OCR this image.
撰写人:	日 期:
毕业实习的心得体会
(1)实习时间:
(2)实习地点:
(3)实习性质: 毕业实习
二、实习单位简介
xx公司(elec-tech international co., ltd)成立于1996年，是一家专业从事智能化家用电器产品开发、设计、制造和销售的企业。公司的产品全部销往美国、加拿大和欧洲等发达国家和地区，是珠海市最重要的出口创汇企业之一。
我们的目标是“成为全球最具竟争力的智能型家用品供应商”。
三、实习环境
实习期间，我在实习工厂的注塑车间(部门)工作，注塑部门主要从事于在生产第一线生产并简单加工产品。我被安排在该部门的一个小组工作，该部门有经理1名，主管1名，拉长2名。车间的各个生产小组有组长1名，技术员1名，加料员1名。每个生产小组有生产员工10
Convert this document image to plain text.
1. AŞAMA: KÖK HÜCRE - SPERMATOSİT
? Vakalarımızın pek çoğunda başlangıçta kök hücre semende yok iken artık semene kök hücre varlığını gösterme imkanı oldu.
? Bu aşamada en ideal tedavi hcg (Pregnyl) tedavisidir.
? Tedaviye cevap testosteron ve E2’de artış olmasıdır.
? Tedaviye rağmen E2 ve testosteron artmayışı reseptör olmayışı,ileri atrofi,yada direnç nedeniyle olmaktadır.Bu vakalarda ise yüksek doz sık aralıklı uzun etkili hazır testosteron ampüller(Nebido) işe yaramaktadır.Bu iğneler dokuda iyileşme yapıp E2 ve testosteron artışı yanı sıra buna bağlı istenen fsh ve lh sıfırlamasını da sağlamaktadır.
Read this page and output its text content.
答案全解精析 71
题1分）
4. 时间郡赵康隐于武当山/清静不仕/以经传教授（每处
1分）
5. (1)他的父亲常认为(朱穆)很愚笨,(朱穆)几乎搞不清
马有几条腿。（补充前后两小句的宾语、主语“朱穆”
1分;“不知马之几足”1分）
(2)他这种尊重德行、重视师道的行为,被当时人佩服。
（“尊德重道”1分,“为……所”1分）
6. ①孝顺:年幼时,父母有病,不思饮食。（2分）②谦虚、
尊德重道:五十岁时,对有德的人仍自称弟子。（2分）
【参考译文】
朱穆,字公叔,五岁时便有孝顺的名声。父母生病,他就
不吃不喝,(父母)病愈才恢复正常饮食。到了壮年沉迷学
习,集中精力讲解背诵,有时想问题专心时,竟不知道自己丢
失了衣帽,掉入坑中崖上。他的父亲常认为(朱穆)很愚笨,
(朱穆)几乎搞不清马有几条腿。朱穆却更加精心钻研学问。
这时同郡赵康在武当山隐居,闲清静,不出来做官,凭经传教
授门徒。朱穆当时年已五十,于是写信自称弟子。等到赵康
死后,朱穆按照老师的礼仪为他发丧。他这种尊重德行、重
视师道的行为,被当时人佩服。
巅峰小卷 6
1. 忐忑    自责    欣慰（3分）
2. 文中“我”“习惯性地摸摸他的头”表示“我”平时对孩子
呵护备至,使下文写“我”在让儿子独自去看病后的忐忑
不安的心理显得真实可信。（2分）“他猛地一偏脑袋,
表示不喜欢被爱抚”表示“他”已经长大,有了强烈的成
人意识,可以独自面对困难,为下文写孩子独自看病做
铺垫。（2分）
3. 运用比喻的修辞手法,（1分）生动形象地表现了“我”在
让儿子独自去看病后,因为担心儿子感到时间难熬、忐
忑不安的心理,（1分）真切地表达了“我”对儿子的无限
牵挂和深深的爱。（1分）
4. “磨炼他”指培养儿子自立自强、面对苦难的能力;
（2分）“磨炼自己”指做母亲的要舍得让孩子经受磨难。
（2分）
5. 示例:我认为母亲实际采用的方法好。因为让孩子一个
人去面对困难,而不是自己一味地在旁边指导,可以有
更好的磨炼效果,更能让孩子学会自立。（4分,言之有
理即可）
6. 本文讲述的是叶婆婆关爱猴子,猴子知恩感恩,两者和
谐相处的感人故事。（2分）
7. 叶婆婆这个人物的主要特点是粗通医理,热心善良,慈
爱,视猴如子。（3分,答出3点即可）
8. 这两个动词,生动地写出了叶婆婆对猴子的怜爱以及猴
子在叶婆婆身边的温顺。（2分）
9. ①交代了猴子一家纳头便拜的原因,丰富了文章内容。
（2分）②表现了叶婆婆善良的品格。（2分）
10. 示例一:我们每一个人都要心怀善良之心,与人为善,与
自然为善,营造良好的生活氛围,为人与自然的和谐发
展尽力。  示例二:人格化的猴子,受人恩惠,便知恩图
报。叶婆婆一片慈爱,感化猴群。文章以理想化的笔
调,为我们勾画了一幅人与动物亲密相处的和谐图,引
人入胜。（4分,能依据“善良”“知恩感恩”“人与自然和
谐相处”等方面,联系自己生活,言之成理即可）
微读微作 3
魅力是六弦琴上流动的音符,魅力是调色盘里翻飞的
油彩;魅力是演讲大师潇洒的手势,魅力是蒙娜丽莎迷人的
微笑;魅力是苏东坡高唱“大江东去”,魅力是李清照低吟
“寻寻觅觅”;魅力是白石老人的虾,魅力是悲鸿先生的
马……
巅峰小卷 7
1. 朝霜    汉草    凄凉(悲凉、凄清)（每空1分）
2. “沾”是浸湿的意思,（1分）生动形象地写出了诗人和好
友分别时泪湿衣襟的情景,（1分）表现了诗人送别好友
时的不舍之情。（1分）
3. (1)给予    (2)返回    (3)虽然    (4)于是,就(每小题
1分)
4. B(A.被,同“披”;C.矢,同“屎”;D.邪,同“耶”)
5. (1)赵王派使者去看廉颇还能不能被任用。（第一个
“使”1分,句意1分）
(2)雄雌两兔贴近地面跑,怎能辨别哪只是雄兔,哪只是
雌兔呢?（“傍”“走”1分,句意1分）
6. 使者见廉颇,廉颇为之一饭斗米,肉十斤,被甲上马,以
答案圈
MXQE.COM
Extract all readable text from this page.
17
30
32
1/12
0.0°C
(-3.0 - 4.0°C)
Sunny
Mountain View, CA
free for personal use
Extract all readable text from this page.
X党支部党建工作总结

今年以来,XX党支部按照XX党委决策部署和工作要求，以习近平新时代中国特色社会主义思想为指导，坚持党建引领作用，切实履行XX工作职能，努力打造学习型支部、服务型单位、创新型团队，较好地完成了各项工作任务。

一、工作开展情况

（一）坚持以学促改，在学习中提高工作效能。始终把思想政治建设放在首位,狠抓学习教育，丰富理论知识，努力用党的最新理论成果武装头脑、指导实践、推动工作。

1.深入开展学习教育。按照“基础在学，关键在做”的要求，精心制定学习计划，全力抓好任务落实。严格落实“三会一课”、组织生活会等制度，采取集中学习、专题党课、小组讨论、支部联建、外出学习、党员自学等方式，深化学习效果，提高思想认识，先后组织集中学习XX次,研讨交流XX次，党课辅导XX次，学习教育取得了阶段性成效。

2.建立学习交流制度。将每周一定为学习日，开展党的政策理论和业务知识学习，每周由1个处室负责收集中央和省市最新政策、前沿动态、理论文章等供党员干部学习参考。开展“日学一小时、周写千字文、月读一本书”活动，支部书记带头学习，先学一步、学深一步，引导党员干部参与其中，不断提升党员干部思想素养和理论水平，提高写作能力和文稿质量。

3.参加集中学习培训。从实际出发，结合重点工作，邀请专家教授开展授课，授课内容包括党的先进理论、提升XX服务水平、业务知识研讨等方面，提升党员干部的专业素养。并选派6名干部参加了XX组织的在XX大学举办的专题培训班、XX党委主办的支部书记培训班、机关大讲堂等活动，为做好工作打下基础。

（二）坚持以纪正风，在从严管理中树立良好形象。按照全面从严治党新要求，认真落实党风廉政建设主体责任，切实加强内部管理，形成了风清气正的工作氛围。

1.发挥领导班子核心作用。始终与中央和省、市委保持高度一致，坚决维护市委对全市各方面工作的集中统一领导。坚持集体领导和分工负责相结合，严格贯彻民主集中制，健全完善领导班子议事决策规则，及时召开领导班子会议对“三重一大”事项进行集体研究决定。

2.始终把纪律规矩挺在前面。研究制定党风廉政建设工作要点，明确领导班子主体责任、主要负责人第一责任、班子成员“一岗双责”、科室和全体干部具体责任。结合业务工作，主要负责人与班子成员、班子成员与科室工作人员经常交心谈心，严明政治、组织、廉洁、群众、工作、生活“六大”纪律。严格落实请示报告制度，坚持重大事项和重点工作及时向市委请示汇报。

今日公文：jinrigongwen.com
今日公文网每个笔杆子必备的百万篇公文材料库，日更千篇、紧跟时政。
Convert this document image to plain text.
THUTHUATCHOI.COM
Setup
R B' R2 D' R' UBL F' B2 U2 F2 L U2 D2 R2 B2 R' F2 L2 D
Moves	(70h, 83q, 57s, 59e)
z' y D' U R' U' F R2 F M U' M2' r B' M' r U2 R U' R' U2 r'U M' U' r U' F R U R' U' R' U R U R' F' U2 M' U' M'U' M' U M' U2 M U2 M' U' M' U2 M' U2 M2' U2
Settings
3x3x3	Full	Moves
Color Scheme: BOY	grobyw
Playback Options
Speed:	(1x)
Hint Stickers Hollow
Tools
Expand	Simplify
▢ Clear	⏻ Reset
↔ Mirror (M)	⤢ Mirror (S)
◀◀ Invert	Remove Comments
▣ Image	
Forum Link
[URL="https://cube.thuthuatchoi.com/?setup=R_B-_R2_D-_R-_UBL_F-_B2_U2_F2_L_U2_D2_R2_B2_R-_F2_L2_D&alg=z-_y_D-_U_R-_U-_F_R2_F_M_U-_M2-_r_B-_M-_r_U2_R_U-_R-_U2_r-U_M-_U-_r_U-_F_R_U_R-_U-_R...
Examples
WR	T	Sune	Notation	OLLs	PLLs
· · · · · · ·
• [What is asked]:
Take every line above carrying "尊德重道" and return it.

• [Reply]:
（“尊德重道”1分,“为……所”1分）
尊德重道:五十岁时,对有德的人仍自称弟子。（2分）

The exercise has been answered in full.